---------- Dataset excerpts

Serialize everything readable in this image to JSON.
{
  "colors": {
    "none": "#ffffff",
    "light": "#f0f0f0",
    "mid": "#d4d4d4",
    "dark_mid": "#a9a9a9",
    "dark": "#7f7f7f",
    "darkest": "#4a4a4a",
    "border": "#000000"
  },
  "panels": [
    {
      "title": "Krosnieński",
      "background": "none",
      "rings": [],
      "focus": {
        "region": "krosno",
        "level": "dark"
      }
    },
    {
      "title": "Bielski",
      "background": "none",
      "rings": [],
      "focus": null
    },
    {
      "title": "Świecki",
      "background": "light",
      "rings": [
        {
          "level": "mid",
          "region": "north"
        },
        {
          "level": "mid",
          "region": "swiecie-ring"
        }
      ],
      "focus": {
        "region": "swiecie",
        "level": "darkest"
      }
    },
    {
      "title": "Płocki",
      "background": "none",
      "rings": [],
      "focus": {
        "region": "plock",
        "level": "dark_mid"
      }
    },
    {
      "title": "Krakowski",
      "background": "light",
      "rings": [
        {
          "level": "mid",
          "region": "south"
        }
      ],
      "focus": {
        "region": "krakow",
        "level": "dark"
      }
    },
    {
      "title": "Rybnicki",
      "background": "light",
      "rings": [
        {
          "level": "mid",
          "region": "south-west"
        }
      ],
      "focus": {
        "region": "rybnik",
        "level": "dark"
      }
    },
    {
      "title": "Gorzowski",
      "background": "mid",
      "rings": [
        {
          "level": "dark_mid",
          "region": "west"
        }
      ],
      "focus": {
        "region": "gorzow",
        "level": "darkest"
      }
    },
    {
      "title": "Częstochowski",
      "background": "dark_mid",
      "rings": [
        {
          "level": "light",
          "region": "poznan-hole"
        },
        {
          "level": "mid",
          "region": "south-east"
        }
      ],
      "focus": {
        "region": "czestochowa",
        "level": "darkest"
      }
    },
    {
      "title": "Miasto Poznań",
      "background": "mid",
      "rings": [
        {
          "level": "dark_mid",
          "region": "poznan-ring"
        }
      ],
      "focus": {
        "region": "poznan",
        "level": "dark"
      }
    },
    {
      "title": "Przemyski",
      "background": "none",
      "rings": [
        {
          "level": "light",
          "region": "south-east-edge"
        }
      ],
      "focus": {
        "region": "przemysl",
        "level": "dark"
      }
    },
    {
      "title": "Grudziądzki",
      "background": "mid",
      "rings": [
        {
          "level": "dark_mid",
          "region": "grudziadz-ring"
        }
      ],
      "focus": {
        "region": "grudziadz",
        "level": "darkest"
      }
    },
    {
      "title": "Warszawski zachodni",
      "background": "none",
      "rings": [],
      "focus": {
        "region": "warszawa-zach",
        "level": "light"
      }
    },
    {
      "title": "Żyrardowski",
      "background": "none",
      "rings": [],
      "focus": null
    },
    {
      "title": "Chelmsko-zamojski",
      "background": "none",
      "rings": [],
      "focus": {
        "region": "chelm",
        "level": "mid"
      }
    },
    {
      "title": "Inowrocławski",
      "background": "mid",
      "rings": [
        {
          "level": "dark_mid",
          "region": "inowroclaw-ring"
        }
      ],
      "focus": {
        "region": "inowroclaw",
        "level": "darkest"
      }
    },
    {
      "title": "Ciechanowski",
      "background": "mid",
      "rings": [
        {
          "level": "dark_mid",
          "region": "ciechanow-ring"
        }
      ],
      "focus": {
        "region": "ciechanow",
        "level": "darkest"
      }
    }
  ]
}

--------------------
---------- Dataset excerpts

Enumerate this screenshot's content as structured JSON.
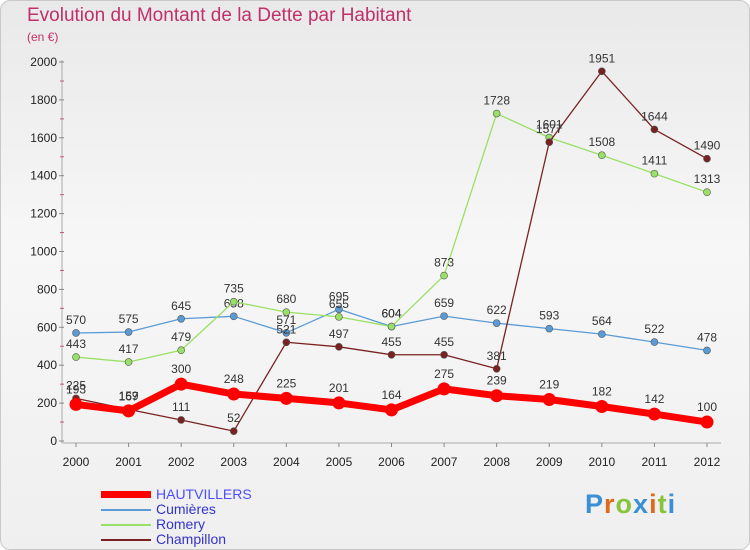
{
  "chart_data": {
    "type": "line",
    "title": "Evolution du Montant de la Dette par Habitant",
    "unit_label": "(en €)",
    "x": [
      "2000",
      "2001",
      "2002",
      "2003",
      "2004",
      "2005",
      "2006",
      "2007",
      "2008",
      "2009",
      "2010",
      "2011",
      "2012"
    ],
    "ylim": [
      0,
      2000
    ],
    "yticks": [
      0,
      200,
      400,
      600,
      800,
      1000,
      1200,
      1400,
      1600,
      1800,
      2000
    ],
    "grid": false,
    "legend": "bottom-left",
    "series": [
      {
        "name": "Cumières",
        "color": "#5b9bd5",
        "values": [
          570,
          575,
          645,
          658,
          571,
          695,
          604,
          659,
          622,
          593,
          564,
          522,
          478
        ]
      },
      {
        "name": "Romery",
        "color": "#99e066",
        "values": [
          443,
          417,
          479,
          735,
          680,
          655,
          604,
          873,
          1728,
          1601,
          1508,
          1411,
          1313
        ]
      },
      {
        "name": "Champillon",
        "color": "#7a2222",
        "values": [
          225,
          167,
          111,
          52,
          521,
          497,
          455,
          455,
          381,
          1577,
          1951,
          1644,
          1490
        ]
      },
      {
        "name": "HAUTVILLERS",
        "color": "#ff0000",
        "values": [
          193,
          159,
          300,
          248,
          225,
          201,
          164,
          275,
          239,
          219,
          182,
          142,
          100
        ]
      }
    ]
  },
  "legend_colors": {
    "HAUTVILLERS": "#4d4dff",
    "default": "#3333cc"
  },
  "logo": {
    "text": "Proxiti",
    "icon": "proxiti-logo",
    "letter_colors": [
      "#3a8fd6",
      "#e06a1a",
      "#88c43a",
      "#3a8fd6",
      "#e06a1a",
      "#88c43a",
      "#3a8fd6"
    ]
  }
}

--------------------

### Task objective
Return only the count of lines in the records that hold the word "east".

### Written answer
2